• Requirements: Each line should be copied exactly.

• Given data:
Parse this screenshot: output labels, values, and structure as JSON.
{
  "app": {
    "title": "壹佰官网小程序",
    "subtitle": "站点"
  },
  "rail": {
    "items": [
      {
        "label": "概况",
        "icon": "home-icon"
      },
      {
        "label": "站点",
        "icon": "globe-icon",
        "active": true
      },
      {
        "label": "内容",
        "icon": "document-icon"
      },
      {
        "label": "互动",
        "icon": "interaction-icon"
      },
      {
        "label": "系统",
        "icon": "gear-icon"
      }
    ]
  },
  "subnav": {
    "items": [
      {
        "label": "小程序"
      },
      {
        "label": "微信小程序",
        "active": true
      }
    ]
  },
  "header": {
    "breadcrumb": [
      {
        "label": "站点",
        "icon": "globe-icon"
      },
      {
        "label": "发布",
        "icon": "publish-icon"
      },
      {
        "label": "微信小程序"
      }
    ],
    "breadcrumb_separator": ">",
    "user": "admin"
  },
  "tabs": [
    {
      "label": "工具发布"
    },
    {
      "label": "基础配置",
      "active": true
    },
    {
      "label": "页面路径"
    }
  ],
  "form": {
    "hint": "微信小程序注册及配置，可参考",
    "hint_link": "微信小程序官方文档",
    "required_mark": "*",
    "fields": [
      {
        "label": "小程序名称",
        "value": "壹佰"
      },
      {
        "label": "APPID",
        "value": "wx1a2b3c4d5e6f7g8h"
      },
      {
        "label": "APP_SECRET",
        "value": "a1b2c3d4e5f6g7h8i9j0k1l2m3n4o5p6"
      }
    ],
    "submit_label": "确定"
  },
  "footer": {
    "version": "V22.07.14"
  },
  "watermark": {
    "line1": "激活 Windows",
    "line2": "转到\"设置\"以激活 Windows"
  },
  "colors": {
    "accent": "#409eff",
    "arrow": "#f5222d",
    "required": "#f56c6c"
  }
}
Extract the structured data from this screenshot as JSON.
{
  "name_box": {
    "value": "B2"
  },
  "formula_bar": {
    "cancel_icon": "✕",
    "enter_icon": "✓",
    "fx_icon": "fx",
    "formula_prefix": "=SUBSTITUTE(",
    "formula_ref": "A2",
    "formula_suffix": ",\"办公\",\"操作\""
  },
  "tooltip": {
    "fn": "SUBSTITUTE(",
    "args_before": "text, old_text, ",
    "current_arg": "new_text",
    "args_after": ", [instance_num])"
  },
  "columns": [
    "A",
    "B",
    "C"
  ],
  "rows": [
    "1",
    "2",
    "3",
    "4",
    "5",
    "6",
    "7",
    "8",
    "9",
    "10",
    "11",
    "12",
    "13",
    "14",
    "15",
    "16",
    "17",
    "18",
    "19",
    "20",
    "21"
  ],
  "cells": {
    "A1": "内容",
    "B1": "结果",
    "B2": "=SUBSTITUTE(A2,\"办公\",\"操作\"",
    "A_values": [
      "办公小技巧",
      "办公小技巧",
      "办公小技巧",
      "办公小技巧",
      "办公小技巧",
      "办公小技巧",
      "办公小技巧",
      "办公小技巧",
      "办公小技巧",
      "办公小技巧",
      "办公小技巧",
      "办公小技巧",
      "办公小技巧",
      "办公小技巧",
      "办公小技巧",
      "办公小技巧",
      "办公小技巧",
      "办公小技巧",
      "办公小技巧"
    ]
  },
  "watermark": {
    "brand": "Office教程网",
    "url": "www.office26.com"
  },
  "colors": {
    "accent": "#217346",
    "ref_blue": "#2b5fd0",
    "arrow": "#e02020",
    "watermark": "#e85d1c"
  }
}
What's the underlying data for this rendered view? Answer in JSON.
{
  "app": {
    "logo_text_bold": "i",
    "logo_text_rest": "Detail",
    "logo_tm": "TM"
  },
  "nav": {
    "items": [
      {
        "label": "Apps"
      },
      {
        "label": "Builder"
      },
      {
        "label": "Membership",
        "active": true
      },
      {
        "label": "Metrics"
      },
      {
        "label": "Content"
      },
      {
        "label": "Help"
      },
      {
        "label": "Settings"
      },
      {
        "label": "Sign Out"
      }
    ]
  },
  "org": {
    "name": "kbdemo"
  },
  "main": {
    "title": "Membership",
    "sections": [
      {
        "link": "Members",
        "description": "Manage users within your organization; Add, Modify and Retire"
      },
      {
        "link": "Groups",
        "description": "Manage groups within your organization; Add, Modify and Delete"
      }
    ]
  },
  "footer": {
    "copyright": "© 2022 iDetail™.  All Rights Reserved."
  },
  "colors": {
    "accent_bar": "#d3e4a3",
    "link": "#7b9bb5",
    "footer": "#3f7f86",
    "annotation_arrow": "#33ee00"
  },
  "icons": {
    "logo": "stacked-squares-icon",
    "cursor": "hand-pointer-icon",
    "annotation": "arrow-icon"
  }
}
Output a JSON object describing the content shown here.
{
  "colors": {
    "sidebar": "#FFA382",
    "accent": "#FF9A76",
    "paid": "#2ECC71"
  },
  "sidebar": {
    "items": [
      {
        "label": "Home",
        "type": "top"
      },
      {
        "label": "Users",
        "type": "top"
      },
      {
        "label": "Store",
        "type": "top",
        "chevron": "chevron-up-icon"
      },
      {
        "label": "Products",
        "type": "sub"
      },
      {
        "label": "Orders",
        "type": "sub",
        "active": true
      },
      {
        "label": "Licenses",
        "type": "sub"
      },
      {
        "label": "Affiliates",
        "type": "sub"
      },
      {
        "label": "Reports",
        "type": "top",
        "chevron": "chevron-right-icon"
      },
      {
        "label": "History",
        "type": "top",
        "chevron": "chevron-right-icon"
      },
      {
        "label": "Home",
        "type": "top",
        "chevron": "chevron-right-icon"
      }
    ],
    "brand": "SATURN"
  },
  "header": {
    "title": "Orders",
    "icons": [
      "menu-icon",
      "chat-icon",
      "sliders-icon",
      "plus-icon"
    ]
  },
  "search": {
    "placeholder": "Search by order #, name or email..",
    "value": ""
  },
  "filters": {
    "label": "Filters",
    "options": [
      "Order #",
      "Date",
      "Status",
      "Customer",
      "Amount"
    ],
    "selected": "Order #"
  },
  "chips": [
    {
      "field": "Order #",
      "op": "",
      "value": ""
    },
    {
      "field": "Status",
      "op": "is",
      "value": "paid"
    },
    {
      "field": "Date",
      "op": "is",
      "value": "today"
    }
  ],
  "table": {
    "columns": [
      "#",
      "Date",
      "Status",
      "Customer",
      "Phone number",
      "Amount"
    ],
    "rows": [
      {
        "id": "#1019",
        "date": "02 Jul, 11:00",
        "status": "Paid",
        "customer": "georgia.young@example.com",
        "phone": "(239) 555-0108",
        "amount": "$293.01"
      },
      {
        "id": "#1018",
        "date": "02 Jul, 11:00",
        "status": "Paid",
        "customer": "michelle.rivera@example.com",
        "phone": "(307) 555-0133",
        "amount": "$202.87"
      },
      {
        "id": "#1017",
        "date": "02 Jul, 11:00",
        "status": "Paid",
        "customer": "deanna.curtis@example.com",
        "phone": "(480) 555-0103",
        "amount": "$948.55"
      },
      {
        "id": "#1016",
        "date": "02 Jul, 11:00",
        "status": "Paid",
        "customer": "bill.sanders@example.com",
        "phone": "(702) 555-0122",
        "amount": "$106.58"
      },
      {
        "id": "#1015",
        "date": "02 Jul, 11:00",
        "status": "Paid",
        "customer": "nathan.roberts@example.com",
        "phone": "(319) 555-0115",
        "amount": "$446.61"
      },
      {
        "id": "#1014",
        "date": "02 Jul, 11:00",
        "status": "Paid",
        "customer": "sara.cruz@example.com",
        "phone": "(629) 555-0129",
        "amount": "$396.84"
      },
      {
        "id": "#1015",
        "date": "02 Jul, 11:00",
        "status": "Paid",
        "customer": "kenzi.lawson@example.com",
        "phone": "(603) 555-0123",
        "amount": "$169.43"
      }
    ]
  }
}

• The response:
Parse this screenshot: output labels, values, and structure as JSON.
{
  "app": {
    "title": "壹佰官网小程序",
    "subtitle": "站点"
  },
  "rail": {
    "items": [
      {
        "label": "概况",
        "icon": "home-icon"
      },
      {
        "label": "站点",
        "icon": "globe-icon",
        "active": true
      },
      {
        "label": "内容",
        "icon": "document-icon"
      },
      {
        "label": "互动",
        "icon": "interaction-icon"
      },
      {
        "label": "系统",
        "icon": "gear-icon"
      }
    ]
  },
  "subnav": {
    "items": [
      {
        "label": "小程序"
      },
      {
        "label": "微信小程序",
        "active": true
      }
    ]
  },
  "header": {
    "breadcrumb": [
      {
        "label": "站点",
        "icon": "globe-icon"
      },
      {
        "label": "发布",
        "icon": "publish-icon"
      },
      {
        "label": "微信小程序"
      }
    ],
    "breadcrumb_separator": ">",
    "user": "admin"
  },
  "tabs": [
    {
      "label": "工具发布"
    },
    {
      "label": "基础配置",
      "active": true
    },
    {
      "label": "页面路径"
    }
  ],
  "form": {
    "hint": "微信小程序注册及配置，可参考",
    "hint_link": "微信小程序官方文档",
    "required_mark": "*",
    "fields": [
      {
        "label": "小程序名称",
        "value": "壹佰"
      },
      {
        "label": "APPID",
        "value": "wx1a2b3c4d5e6f7g8h"
      },
      {
        "label": "APP_SECRET",
        "value": "a1b2c3d4e5f6g7h8i9j0k1l2m3n4o5p6"
      }
    ],
    "submit_label": "确定"
  },
  "footer": {
    "version": "V22.07.14"
  },
  "watermark": {
    "line1": "激活 Windows",
    "line2": "转到\"设置\"以激活 Windows"
  },
  "colors": {
    "accent": "#409eff",
    "arrow": "#f5222d",
    "required": "#f56c6c"
  }
}
Extract the structured data from this screenshot as JSON.
{
  "name_box": {
    "value": "B2"
  },
  "formula_bar": {
    "cancel_icon": "✕",
    "enter_icon": "✓",
    "fx_icon": "fx",
    "formula_prefix": "=SUBSTITUTE(",
    "formula_ref": "A2",
    "formula_suffix": ",\"办公\",\"操作\""
  },
  "tooltip": {
    "fn": "SUBSTITUTE(",
    "args_before": "text, old_text, ",
    "current_arg": "new_text",
    "args_after": ", [instance_num])"
  },
  "columns": [
    "A",
    "B",
    "C"
  ],
  "rows": [
    "1",
    "2",
    "3",
    "4",
    "5",
    "6",
    "7",
    "8",
    "9",
    "10",
    "11",
    "12",
    "13",
    "14",
    "15",
    "16",
    "17",
    "18",
    "19",
    "20",
    "21"
  ],
  "cells": {
    "A1": "内容",
    "B1": "结果",
    "B2": "=SUBSTITUTE(A2,\"办公\",\"操作\"",
    "A_values": [
      "办公小技巧",
      "办公小技巧",
      "办公小技巧",
      "办公小技巧",
      "办公小技巧",
      "办公小技巧",
      "办公小技巧",
      "办公小技巧",
      "办公小技巧",
      "办公小技巧",
      "办公小技巧",
      "办公小技巧",
      "办公小技巧",
      "办公小技巧",
      "办公小技巧",
      "办公小技巧",
      "办公小技巧",
      "办公小技巧",
      "办公小技巧"
    ]
  },
  "watermark": {
    "brand": "Office教程网",
    "url": "www.office26.com"
  },
  "colors": {
    "accent": "#217346",
    "ref_blue": "#2b5fd0",
    "arrow": "#e02020",
    "watermark": "#e85d1c"
  }
}
What's the underlying data for this rendered view? Answer in JSON.
{
  "app": {
    "logo_text_bold": "i",
    "logo_text_rest": "Detail",
    "logo_tm": "TM"
  },
  "nav": {
    "items": [
      {
        "label": "Apps"
      },
      {
        "label": "Builder"
      },
      {
        "label": "Membership",
        "active": true
      },
      {
        "label": "Metrics"
      },
      {
        "label": "Content"
      },
      {
        "label": "Help"
      },
      {
        "label": "Settings"
      },
      {
        "label": "Sign Out"
      }
    ]
  },
  "org": {
    "name": "kbdemo"
  },
  "main": {
    "title": "Membership",
    "sections": [
      {
        "link": "Members",
        "description": "Manage users within your organization; Add, Modify and Retire"
      },
      {
        "link": "Groups",
        "description": "Manage groups within your organization; Add, Modify and Delete"
      }
    ]
  },
  "footer": {
    "copyright": "© 2022 iDetail™.  All Rights Reserved."
  },
  "colors": {
    "accent_bar": "#d3e4a3",
    "link": "#7b9bb5",
    "footer": "#3f7f86",
    "annotation_arrow": "#33ee00"
  },
  "icons": {
    "logo": "stacked-squares-icon",
    "cursor": "hand-pointer-icon",
    "annotation": "arrow-icon"
  }
}
Output a JSON object describing the content shown here.
{
  "colors": {
    "sidebar": "#FFA382",
    "accent": "#FF9A76",
    "paid": "#2ECC71"
  },
  "sidebar": {
    "items": [
      {
        "label": "Home",
        "type": "top"
      },
      {
        "label": "Users",
        "type": "top"
      },
      {
        "label": "Store",
        "type": "top",
        "chevron": "chevron-up-icon"
      },
      {
        "label": "Products",
        "type": "sub"
      },
      {
        "label": "Orders",
        "type": "sub",
        "active": true
      },
      {
        "label": "Licenses",
        "type": "sub"
      },
      {
        "label": "Affiliates",
        "type": "sub"
      },
      {
        "label": "Reports",
        "type": "top",
        "chevron": "chevron-right-icon"
      },
      {
        "label": "History",
        "type": "top",
        "chevron": "chevron-right-icon"
      },
      {
        "label": "Home",
        "type": "top",
        "chevron": "chevron-right-icon"
      }
    ],
    "brand": "SATURN"
  },
  "header": {
    "title": "Orders",
    "icons": [
      "menu-icon",
      "chat-icon",
      "sliders-icon",
      "plus-icon"
    ]
  },
  "search": {
    "placeholder": "Search by order #, name or email..",
    "value": ""
  },
  "filters": {
    "label": "Filters",
    "options": [
      "Order #",
      "Date",
      "Status",
      "Customer",
      "Amount"
    ],
    "selected": "Order #"
  },
  "chips": [
    {
      "field": "Order #",
      "op": "",
      "value": ""
    },
    {
      "field": "Status",
      "op": "is",
      "value": "paid"
    },
    {
      "field": "Date",
      "op": "is",
      "value": "today"
    }
  ],
  "table": {
    "columns": [
      "#",
      "Date",
      "Status",
      "Customer",
      "Phone number",
      "Amount"
    ],
    "rows": [
      {
        "id": "#1019",
        "date": "02 Jul, 11:00",
        "status": "Paid",
        "customer": "georgia.young@example.com",
        "phone": "(239) 555-0108",
        "amount": "$293.01"
      },
      {
        "id": "#1018",
        "date": "02 Jul, 11:00",
        "status": "Paid",
        "customer": "michelle.rivera@example.com",
        "phone": "(307) 555-0133",
        "amount": "$202.87"
      },
      {
        "id": "#1017",
        "date": "02 Jul, 11:00",
        "status": "Paid",
        "customer": "deanna.curtis@example.com",
        "phone": "(480) 555-0103",
        "amount": "$948.55"
      },
      {
        "id": "#1016",
        "date": "02 Jul, 11:00",
        "status": "Paid",
        "customer": "bill.sanders@example.com",
        "phone": "(702) 555-0122",
        "amount": "$106.58"
      },
      {
        "id": "#1015",
        "date": "02 Jul, 11:00",
        "status": "Paid",
        "customer": "nathan.roberts@example.com",
        "phone": "(319) 555-0115",
        "amount": "$446.61"
      },
      {
        "id": "#1014",
        "date": "02 Jul, 11:00",
        "status": "Paid",
        "customer": "sara.cruz@example.com",
        "phone": "(629) 555-0129",
        "amount": "$396.84"
      },
      {
        "id": "#1015",
        "date": "02 Jul, 11:00",
        "status": "Paid",
        "customer": "kenzi.lawson@example.com",
        "phone": "(603) 555-0123",
        "amount": "$169.43"
      }
    ]
  }
}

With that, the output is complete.